_SOURCE MATERIAL_:
--------------------------------
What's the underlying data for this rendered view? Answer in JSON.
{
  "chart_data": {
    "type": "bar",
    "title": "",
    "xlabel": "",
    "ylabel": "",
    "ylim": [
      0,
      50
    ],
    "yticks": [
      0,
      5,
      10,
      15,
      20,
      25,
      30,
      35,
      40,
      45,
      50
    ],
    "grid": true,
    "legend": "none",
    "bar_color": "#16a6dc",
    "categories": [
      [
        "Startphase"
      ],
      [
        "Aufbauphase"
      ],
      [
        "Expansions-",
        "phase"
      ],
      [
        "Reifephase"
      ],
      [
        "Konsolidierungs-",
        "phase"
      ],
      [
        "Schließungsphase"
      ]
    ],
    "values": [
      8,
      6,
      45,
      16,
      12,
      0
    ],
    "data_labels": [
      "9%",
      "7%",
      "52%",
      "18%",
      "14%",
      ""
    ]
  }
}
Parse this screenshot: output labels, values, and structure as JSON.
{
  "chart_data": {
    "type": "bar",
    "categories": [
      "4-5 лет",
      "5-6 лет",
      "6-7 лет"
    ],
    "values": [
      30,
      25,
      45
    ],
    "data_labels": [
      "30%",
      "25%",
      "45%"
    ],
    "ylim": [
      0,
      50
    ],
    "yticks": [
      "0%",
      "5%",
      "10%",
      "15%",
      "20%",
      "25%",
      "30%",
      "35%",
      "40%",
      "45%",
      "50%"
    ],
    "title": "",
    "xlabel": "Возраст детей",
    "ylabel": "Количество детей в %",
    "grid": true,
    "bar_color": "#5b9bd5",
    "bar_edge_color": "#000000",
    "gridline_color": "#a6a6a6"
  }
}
--------------------------------
_WORK TO COMPLETE_:
Extract each line of the listing above, copying it word for word.

_RESULT OF THIS EXERCISE_:
What's the underlying data for this rendered view? Answer in JSON.
{
  "chart_data": {
    "type": "bar",
    "title": "",
    "xlabel": "",
    "ylabel": "",
    "ylim": [
      0,
      50
    ],
    "yticks": [
      0,
      5,
      10,
      15,
      20,
      25,
      30,
      35,
      40,
      45,
      50
    ],
    "grid": true,
    "legend": "none",
    "bar_color": "#16a6dc",
    "categories": [
      [
        "Startphase"
      ],
      [
        "Aufbauphase"
      ],
      [
        "Expansions-",
        "phase"
      ],
      [
        "Reifephase"
      ],
      [
        "Konsolidierungs-",
        "phase"
      ],
      [
        "Schließungsphase"
      ]
    ],
    "values": [
      8,
      6,
      45,
      16,
      12,
      0
    ],
    "data_labels": [
      "9%",
      "7%",
      "52%",
      "18%",
      "14%",
      ""
    ]
  }
}
Parse this screenshot: output labels, values, and structure as JSON.
{
  "chart_data": {
    "type": "bar",
    "categories": [
      "4-5 лет",
      "5-6 лет",
      "6-7 лет"
    ],
    "values": [
      30,
      25,
      45
    ],
    "data_labels": [
      "30%",
      "25%",
      "45%"
    ],
    "ylim": [
      0,
      50
    ],
    "yticks": [
      "0%",
      "5%",
      "10%",
      "15%",
      "20%",
      "25%",
      "30%",
      "35%",
      "40%",
      "45%",
      "50%"
    ],
    "title": "",
    "xlabel": "Возраст детей",
    "ylabel": "Количество детей в %",
    "grid": true,
    "bar_color": "#5b9bd5",
    "bar_edge_color": "#000000",
    "gridline_color": "#a6a6a6"
  }
}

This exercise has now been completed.